Chart and figure data
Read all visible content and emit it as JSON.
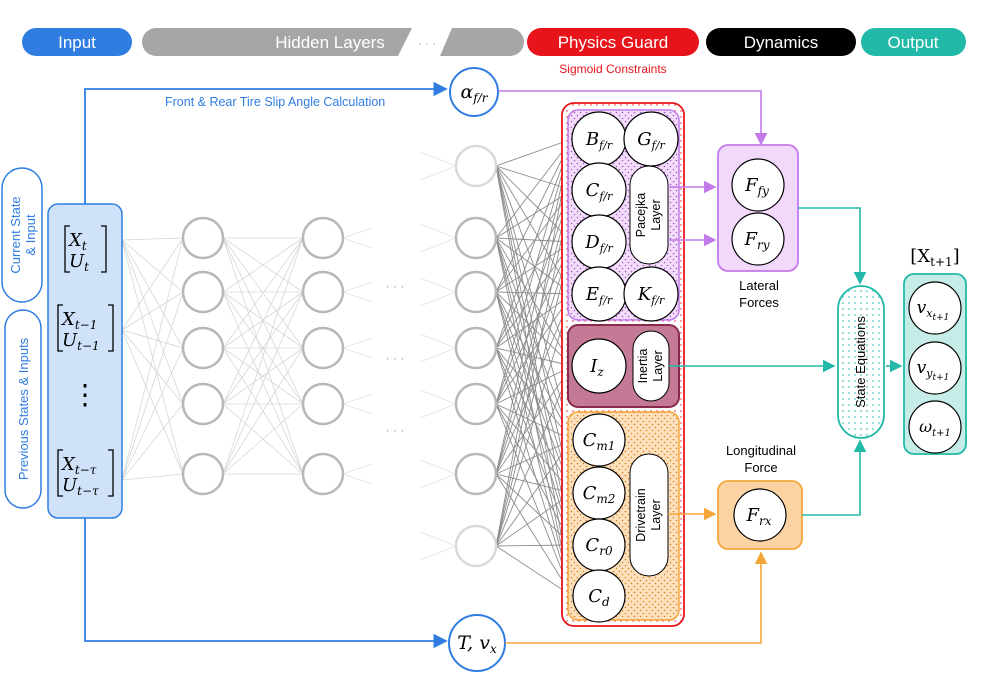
{
  "header": {
    "input": "Input",
    "hidden": "Hidden Layers",
    "ellipsis": "· · ·",
    "physics": "Physics Guard",
    "physics_sub": "Sigmoid Constraints",
    "dynamics": "Dynamics",
    "output": "Output"
  },
  "labels": {
    "slip_calc": "Front & Rear Tire Slip Angle Calculation",
    "current_state": [
      "Current State",
      "& Input"
    ],
    "previous_states": "Previous States & Inputs",
    "dots": "· · ·",
    "lateral_forces": [
      "Lateral",
      "Forces"
    ],
    "longitudinal_force": [
      "Longitudinal",
      "Force"
    ],
    "state_equations": "State Equations",
    "pacejka_layer": [
      "Pacejka",
      "Layer"
    ],
    "inertia_layer": [
      "Inertia",
      "Layer"
    ],
    "drivetrain_layer": [
      "Drivetrain",
      "Layer"
    ],
    "output_title": "[X",
    "output_title_sub": "t+1",
    "output_title_end": "]"
  },
  "inputs": [
    {
      "top": "X",
      "top_sub": "t",
      "bottom": "U",
      "bottom_sub": "t"
    },
    {
      "top": "X",
      "top_sub": "t−1",
      "bottom": "U",
      "bottom_sub": "t−1"
    },
    {
      "top": "X",
      "top_sub": "t−τ",
      "bottom": "U",
      "bottom_sub": "t−τ"
    }
  ],
  "vertical_dots": "⋮",
  "alpha": {
    "main": "α",
    "sub": "f/r"
  },
  "tv": {
    "main": "T, v",
    "sub": "x"
  },
  "pacejka_params": [
    {
      "main": "B",
      "sub": "f/r"
    },
    {
      "main": "G",
      "sub": "f/r"
    },
    {
      "main": "C",
      "sub": "f/r"
    },
    {
      "main": "D",
      "sub": "f/r"
    },
    {
      "main": "E",
      "sub": "f/r"
    },
    {
      "main": "K",
      "sub": "f/r"
    }
  ],
  "inertia_param": {
    "main": "I",
    "sub": "z"
  },
  "drivetrain_params": [
    {
      "main": "C",
      "sub": "m1"
    },
    {
      "main": "C",
      "sub": "m2"
    },
    {
      "main": "C",
      "sub": "r0"
    },
    {
      "main": "C",
      "sub": "d"
    }
  ],
  "lateral": [
    {
      "main": "F",
      "sub": "fy"
    },
    {
      "main": "F",
      "sub": "ry"
    }
  ],
  "longitudinal": {
    "main": "F",
    "sub": "rx"
  },
  "outputs": [
    {
      "main": "v",
      "sub": "x",
      "subsub": "t+1"
    },
    {
      "main": "v",
      "sub": "y",
      "subsub": "t+1"
    },
    {
      "main": "ω",
      "sub": "t+1",
      "subsub": ""
    }
  ],
  "colors": {
    "blue": "#2f7de1",
    "gray": "#a6a6a6",
    "red": "#e8141b",
    "black": "#000000",
    "teal": "#22b9a8",
    "violet": "#c27ae8",
    "orange": "#f5a63a",
    "maroon": "#8a2a4a"
  }
}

Task directions
In your copy, repeat each record exactly and include no pictures.

Response to the task
Read all visible content and emit it as JSON.
{
  "header": {
    "input": "Input",
    "hidden": "Hidden Layers",
    "ellipsis": "· · ·",
    "physics": "Physics Guard",
    "physics_sub": "Sigmoid Constraints",
    "dynamics": "Dynamics",
    "output": "Output"
  },
  "labels": {
    "slip_calc": "Front & Rear Tire Slip Angle Calculation",
    "current_state": [
      "Current State",
      "& Input"
    ],
    "previous_states": "Previous States & Inputs",
    "dots": "· · ·",
    "lateral_forces": [
      "Lateral",
      "Forces"
    ],
    "longitudinal_force": [
      "Longitudinal",
      "Force"
    ],
    "state_equations": "State Equations",
    "pacejka_layer": [
      "Pacejka",
      "Layer"
    ],
    "inertia_layer": [
      "Inertia",
      "Layer"
    ],
    "drivetrain_layer": [
      "Drivetrain",
      "Layer"
    ],
    "output_title": "[X",
    "output_title_sub": "t+1",
    "output_title_end": "]"
  },
  "inputs": [
    {
      "top": "X",
      "top_sub": "t",
      "bottom": "U",
      "bottom_sub": "t"
    },
    {
      "top": "X",
      "top_sub": "t−1",
      "bottom": "U",
      "bottom_sub": "t−1"
    },
    {
      "top": "X",
      "top_sub": "t−τ",
      "bottom": "U",
      "bottom_sub": "t−τ"
    }
  ],
  "vertical_dots": "⋮",
  "alpha": {
    "main": "α",
    "sub": "f/r"
  },
  "tv": {
    "main": "T, v",
    "sub": "x"
  },
  "pacejka_params": [
    {
      "main": "B",
      "sub": "f/r"
    },
    {
      "main": "G",
      "sub": "f/r"
    },
    {
      "main": "C",
      "sub": "f/r"
    },
    {
      "main": "D",
      "sub": "f/r"
    },
    {
      "main": "E",
      "sub": "f/r"
    },
    {
      "main": "K",
      "sub": "f/r"
    }
  ],
  "inertia_param": {
    "main": "I",
    "sub": "z"
  },
  "drivetrain_params": [
    {
      "main": "C",
      "sub": "m1"
    },
    {
      "main": "C",
      "sub": "m2"
    },
    {
      "main": "C",
      "sub": "r0"
    },
    {
      "main": "C",
      "sub": "d"
    }
  ],
  "lateral": [
    {
      "main": "F",
      "sub": "fy"
    },
    {
      "main": "F",
      "sub": "ry"
    }
  ],
  "longitudinal": {
    "main": "F",
    "sub": "rx"
  },
  "outputs": [
    {
      "main": "v",
      "sub": "x",
      "subsub": "t+1"
    },
    {
      "main": "v",
      "sub": "y",
      "subsub": "t+1"
    },
    {
      "main": "ω",
      "sub": "t+1",
      "subsub": ""
    }
  ],
  "colors": {
    "blue": "#2f7de1",
    "gray": "#a6a6a6",
    "red": "#e8141b",
    "black": "#000000",
    "teal": "#22b9a8",
    "violet": "#c27ae8",
    "orange": "#f5a63a",
    "maroon": "#8a2a4a"
  }
}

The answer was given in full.